WRITTEN INSTRUCTION
Please report every line from the material that contains the word "Unis".

TASK MATERIAL
○ ○ ○ ○ ○ ○ ○
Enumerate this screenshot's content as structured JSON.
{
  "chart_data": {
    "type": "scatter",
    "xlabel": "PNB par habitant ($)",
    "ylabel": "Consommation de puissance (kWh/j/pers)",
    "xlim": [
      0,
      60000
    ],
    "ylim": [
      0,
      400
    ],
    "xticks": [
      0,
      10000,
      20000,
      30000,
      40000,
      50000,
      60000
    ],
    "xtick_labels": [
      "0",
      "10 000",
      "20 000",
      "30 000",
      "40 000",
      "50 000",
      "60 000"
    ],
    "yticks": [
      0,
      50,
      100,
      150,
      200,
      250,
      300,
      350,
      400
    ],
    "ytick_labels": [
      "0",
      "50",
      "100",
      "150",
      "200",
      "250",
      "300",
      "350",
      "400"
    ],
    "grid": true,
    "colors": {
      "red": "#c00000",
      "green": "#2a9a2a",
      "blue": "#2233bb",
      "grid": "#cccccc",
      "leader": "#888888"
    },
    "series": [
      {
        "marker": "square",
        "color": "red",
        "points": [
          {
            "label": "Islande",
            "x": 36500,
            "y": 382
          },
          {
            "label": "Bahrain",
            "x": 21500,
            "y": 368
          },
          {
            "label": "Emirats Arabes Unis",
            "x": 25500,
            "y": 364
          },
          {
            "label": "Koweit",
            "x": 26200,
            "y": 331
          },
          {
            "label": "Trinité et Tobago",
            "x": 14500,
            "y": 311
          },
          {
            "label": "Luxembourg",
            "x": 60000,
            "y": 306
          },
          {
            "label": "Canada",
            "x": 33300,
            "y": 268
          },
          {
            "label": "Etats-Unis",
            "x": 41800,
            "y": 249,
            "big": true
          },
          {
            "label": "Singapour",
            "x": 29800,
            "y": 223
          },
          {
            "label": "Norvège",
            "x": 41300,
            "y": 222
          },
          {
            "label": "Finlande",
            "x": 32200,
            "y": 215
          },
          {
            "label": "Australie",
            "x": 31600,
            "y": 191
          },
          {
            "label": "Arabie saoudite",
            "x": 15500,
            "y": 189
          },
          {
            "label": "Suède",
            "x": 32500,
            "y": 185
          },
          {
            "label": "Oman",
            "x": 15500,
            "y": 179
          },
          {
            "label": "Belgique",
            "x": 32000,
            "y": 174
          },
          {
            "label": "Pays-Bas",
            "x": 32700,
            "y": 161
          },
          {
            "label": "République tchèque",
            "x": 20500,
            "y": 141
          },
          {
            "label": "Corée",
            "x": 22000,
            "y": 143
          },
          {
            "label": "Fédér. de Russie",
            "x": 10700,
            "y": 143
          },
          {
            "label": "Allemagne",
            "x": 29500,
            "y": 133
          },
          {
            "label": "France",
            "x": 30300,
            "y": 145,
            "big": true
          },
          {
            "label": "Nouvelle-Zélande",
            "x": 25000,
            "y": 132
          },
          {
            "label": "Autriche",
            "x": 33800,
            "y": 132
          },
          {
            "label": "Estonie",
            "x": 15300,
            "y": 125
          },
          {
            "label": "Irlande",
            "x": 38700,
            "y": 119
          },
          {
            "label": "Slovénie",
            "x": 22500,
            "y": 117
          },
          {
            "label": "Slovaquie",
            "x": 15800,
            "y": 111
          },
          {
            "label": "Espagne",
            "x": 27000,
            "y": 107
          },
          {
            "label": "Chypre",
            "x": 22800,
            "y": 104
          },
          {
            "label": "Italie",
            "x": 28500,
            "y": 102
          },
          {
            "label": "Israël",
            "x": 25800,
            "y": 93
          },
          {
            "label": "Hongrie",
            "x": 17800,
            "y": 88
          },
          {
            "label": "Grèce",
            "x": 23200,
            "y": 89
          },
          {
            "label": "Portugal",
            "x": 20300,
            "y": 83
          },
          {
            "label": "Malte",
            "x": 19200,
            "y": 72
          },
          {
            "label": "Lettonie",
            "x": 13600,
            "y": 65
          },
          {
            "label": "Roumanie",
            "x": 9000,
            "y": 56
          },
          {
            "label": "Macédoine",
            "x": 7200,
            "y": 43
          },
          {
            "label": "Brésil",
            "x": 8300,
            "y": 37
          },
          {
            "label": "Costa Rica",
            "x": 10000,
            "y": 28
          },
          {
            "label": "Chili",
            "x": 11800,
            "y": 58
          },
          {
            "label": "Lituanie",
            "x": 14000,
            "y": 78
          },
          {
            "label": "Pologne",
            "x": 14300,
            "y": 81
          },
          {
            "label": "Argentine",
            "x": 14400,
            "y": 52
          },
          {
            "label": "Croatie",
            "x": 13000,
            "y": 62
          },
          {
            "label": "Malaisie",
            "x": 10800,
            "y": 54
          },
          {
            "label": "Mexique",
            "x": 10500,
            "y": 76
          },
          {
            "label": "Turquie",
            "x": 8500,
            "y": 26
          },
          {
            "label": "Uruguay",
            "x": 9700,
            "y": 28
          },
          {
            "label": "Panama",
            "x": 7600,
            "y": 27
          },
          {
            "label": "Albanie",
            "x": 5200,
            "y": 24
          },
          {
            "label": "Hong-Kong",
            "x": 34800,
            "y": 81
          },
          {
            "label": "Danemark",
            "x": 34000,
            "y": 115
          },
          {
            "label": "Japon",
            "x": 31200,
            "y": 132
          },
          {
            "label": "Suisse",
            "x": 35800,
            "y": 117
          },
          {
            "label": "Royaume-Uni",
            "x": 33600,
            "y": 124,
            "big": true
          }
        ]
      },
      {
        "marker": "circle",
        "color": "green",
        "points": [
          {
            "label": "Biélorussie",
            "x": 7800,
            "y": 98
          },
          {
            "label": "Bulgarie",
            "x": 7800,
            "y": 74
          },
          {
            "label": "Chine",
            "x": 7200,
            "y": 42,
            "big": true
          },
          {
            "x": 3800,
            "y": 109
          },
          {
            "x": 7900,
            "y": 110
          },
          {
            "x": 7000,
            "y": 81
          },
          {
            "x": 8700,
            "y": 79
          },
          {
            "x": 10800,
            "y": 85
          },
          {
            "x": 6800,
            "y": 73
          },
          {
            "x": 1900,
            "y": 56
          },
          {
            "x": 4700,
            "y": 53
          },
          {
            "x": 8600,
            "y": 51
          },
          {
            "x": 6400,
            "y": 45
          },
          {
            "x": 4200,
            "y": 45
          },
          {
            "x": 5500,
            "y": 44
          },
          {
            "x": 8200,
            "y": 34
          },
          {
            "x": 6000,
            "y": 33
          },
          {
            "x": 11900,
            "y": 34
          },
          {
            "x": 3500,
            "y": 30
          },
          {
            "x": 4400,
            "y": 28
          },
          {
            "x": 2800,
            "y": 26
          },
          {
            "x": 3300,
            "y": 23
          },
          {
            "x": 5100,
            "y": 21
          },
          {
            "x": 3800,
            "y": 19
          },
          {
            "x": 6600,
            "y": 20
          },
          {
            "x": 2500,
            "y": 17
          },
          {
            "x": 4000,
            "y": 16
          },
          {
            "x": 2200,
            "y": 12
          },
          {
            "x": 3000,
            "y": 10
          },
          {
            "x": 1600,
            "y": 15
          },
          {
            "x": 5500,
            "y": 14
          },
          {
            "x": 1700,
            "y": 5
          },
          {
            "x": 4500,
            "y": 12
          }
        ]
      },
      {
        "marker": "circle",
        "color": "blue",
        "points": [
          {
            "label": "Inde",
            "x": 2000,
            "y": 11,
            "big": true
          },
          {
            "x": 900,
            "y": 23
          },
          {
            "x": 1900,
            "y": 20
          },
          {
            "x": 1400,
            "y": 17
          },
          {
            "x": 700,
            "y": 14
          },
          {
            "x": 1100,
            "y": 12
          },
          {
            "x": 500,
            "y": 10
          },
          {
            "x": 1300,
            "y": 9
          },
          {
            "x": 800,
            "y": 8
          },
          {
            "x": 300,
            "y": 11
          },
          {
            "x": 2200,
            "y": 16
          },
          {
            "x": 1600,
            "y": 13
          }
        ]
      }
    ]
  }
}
○ ○ ○ ○ ○ ○ ○
THE ANSWER
            "label": "Emirats Arabes Unis",
            "label": "Etats-Unis",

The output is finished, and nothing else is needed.